• [Task details] In the listing below, find every line with the string "auch" and pull it out.

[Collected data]

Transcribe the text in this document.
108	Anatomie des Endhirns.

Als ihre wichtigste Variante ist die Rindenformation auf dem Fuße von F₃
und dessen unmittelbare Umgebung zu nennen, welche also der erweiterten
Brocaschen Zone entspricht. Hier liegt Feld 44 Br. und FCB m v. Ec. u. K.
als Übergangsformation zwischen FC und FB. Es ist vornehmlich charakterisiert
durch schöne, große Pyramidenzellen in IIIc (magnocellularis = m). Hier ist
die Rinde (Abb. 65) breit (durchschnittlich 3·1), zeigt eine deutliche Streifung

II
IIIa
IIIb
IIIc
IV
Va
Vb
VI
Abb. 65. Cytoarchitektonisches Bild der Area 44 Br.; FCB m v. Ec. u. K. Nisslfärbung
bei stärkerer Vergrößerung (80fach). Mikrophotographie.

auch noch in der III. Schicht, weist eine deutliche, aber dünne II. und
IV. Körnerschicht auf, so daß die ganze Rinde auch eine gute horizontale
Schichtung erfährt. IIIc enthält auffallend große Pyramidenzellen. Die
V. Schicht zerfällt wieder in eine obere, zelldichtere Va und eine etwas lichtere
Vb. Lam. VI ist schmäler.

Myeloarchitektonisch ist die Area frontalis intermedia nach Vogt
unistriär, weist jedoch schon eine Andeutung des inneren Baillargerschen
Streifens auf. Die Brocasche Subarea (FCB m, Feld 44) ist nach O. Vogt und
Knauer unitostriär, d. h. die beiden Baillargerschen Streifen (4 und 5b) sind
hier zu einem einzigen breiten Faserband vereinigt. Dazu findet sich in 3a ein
...
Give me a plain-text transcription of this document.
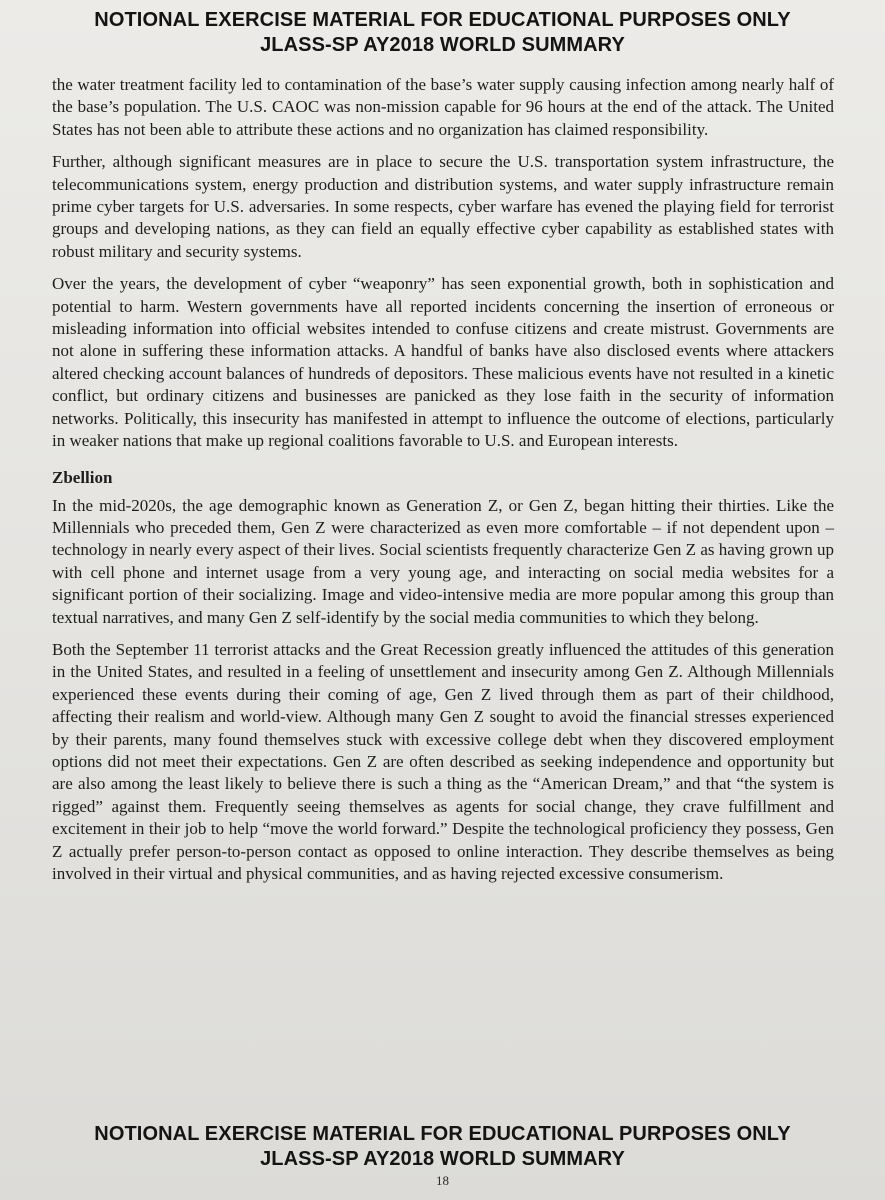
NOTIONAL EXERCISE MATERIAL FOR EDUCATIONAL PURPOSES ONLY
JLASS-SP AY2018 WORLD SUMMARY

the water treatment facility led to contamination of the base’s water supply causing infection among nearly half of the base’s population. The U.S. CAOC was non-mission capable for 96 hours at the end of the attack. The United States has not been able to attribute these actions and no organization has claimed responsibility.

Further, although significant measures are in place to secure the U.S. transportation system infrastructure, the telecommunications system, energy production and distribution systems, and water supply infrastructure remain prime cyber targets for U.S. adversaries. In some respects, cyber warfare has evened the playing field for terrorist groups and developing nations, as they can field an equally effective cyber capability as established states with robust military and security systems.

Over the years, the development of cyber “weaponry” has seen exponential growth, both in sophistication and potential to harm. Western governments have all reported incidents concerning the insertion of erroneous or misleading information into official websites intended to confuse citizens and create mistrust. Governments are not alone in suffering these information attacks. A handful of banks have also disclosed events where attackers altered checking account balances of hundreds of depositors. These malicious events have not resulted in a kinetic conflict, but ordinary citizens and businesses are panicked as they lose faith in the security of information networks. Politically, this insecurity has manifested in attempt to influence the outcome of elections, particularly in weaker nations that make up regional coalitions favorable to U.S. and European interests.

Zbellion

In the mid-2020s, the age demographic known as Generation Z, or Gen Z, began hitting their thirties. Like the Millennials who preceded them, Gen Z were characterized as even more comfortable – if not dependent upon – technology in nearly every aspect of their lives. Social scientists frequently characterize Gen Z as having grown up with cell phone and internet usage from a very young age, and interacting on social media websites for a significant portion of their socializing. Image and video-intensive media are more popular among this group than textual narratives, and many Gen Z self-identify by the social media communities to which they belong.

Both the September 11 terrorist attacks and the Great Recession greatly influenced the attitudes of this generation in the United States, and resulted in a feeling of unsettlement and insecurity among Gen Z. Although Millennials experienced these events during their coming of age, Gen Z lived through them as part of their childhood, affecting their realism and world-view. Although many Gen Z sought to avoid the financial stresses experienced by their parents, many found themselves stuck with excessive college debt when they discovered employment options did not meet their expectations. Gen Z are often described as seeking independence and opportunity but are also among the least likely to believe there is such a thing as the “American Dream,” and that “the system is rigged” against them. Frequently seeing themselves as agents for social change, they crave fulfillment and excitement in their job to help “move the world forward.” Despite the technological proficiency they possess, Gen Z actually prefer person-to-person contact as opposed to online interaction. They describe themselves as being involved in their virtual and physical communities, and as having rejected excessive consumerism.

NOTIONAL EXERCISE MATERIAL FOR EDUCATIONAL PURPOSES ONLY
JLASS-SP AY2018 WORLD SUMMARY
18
--
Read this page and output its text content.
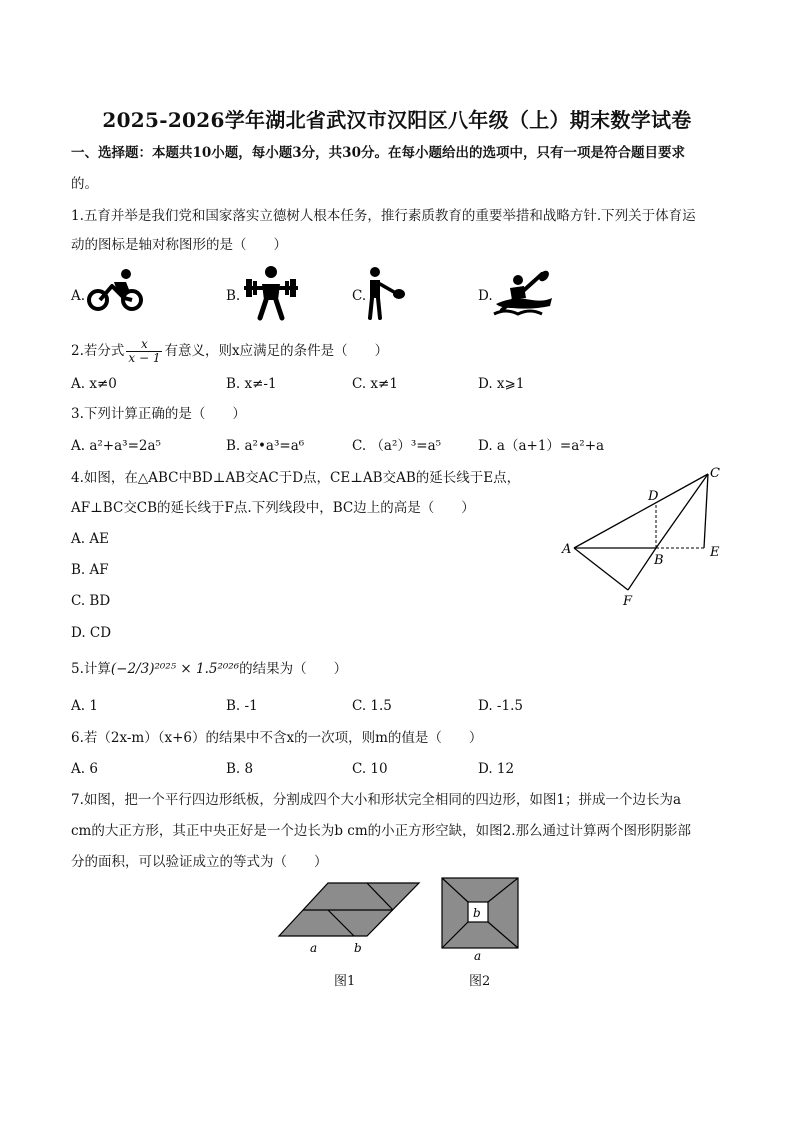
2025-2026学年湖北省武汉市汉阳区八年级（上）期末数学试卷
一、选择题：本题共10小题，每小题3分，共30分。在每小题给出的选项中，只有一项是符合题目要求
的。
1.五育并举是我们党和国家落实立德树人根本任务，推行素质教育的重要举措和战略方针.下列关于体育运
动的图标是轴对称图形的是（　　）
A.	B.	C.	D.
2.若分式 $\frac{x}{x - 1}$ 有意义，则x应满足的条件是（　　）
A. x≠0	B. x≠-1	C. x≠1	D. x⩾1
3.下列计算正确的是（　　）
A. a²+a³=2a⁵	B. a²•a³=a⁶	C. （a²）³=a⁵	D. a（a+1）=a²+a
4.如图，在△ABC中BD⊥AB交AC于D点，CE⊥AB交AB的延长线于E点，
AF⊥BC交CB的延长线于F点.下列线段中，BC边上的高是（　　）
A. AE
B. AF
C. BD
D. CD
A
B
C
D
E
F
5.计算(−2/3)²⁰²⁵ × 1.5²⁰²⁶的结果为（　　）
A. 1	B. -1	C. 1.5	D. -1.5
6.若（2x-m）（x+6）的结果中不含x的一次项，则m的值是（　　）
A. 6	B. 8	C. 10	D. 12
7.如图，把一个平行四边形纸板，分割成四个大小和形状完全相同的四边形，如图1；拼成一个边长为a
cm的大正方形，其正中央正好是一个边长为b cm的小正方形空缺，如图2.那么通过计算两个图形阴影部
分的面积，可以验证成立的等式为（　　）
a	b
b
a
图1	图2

• [Task response]
auch noch in der III. Schicht, weist eine deutliche, aber dünne II. und
IV. Körnerschicht auf, so daß die ganze Rinde auch eine gute horizontale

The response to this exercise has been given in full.